→ **Exercise goal**: Locate the line that contains "Transcribe the text in this document." in the entries below. Retype it and all following lines through the final one, character for character.

→ **Data records**:
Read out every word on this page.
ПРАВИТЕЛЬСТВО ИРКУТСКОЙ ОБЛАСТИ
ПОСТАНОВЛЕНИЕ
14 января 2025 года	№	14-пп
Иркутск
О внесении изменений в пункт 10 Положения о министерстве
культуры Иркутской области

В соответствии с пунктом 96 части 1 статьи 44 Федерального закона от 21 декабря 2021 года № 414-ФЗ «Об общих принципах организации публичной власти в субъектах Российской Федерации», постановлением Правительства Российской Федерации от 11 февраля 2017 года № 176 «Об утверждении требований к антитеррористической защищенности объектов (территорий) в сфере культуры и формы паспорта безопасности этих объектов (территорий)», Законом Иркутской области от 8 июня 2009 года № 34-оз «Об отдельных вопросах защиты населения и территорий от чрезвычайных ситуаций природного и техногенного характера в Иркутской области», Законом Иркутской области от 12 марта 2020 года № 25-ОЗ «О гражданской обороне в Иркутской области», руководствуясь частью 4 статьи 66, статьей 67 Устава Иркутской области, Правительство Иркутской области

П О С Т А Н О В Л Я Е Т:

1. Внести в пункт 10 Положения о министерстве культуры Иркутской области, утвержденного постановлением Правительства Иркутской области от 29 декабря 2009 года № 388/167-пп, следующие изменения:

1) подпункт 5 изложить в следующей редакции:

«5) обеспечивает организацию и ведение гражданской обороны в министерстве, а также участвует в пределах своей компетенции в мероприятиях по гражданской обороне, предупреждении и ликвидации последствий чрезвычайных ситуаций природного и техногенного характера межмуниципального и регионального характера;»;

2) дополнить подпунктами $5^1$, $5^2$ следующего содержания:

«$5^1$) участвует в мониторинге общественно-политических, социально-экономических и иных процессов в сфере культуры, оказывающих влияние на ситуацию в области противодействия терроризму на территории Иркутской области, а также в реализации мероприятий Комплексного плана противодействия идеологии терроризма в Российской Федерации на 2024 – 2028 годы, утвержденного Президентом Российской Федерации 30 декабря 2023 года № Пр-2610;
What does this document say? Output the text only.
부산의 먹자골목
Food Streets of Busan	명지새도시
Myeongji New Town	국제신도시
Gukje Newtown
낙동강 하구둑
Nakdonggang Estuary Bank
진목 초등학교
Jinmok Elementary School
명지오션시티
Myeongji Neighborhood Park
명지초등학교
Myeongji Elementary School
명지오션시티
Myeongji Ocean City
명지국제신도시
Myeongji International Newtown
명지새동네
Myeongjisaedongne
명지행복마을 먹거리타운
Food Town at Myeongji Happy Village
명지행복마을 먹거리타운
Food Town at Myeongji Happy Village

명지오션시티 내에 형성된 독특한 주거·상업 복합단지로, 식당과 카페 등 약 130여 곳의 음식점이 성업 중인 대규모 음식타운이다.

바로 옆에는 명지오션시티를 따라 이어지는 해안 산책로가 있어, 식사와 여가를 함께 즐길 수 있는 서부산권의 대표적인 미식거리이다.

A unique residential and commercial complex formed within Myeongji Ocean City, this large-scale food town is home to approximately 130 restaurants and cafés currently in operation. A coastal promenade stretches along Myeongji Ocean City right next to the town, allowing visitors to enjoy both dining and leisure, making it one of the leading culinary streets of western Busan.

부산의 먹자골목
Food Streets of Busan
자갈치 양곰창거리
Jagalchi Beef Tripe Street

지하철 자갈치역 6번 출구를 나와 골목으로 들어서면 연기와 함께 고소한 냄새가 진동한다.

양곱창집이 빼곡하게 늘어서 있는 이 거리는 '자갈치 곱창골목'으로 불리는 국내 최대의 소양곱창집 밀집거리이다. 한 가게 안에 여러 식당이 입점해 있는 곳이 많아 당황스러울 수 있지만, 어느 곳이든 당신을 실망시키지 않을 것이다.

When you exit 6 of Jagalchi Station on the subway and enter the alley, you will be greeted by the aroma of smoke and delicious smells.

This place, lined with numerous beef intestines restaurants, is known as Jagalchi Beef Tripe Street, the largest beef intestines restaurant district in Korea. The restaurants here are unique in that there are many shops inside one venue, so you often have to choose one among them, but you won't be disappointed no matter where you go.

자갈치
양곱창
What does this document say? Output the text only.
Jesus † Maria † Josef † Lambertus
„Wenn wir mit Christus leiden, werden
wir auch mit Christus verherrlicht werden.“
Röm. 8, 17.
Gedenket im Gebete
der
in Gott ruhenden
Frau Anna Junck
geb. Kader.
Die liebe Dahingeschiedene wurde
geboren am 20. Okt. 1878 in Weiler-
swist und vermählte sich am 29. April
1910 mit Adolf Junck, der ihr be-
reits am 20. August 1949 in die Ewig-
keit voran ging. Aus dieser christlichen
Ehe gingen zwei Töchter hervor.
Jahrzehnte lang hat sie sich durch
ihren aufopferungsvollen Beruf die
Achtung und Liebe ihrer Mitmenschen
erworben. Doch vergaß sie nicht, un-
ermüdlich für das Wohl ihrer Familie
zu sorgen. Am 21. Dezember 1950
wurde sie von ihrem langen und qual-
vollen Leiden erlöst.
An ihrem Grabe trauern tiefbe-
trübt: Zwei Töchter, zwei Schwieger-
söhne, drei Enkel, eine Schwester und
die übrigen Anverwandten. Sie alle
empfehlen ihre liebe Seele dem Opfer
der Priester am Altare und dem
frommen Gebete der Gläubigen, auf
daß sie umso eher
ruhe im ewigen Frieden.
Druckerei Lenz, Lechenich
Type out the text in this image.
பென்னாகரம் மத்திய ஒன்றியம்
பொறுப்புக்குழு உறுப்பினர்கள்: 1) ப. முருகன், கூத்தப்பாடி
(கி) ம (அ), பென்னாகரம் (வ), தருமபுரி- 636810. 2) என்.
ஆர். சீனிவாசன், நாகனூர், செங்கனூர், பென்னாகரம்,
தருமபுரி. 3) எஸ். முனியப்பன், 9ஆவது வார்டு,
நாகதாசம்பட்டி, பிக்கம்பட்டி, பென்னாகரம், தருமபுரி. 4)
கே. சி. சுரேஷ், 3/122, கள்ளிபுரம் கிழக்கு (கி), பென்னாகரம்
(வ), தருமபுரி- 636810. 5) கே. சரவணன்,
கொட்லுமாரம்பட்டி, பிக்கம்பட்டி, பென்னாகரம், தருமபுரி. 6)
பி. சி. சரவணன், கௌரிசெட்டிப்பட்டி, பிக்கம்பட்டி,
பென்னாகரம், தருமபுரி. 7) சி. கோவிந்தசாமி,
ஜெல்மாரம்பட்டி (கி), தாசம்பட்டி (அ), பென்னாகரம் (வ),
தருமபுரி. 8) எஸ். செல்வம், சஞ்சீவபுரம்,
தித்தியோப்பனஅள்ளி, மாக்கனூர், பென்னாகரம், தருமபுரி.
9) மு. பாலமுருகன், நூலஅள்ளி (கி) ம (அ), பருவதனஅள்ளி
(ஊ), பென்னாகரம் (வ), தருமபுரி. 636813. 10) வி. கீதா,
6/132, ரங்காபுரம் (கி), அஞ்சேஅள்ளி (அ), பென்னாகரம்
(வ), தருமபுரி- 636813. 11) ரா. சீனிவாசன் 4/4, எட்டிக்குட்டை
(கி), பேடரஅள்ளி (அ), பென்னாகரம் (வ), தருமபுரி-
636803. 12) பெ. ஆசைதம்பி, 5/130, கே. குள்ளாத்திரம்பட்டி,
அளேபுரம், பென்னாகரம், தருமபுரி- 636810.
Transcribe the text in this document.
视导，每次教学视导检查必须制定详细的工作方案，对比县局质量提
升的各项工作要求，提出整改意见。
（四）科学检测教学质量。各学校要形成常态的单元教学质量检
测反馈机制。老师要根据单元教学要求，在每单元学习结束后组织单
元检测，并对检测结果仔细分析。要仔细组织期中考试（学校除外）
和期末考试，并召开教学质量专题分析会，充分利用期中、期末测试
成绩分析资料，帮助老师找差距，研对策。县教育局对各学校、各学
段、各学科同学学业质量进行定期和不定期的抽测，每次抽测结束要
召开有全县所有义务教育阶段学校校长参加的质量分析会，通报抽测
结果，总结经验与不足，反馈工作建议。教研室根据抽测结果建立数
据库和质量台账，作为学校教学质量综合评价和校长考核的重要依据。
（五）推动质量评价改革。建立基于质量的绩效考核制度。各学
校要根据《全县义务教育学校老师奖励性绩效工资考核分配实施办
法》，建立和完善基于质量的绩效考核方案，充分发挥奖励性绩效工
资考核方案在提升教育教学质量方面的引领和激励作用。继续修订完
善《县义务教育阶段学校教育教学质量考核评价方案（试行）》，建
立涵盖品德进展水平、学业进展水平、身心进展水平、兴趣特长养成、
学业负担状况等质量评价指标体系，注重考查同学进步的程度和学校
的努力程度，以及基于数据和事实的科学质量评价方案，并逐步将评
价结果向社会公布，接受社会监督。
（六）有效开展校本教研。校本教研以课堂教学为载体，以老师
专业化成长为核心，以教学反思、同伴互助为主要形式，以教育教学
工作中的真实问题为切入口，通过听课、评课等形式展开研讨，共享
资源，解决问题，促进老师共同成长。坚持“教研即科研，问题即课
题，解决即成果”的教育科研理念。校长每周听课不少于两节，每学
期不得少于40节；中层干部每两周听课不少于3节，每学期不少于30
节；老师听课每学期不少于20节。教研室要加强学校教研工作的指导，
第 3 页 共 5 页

→ **Answer**:
Transcribe the text in this document.
视导，每次教学视导检查必须制定详细的工作方案，对比县局质量提
升的各项工作要求，提出整改意见。
（四）科学检测教学质量。各学校要形成常态的单元教学质量检
测反馈机制。老师要根据单元教学要求，在每单元学习结束后组织单
元检测，并对检测结果仔细分析。要仔细组织期中考试（学校除外）
和期末考试，并召开教学质量专题分析会，充分利用期中、期末测试
成绩分析资料，帮助老师找差距，研对策。县教育局对各学校、各学
段、各学科同学学业质量进行定期和不定期的抽测，每次抽测结束要
召开有全县所有义务教育阶段学校校长参加的质量分析会，通报抽测
结果，总结经验与不足，反馈工作建议。教研室根据抽测结果建立数
据库和质量台账，作为学校教学质量综合评价和校长考核的重要依据。
（五）推动质量评价改革。建立基于质量的绩效考核制度。各学
校要根据《全县义务教育学校老师奖励性绩效工资考核分配实施办
法》，建立和完善基于质量的绩效考核方案，充分发挥奖励性绩效工
资考核方案在提升教育教学质量方面的引领和激励作用。继续修订完
善《县义务教育阶段学校教育教学质量考核评价方案（试行）》，建
立涵盖品德进展水平、学业进展水平、身心进展水平、兴趣特长养成、
学业负担状况等质量评价指标体系，注重考查同学进步的程度和学校
的努力程度，以及基于数据和事实的科学质量评价方案，并逐步将评
价结果向社会公布，接受社会监督。
（六）有效开展校本教研。校本教研以课堂教学为载体，以老师
专业化成长为核心，以教学反思、同伴互助为主要形式，以教育教学
工作中的真实问题为切入口，通过听课、评课等形式展开研讨，共享
资源，解决问题，促进老师共同成长。坚持“教研即科研，问题即课
题，解决即成果”的教育科研理念。校长每周听课不少于两节，每学
期不得少于40节；中层干部每两周听课不少于3节，每学期不少于30
节；老师听课每学期不少于20节。教研室要加强学校教研工作的指导，
第 3 页 共 5 页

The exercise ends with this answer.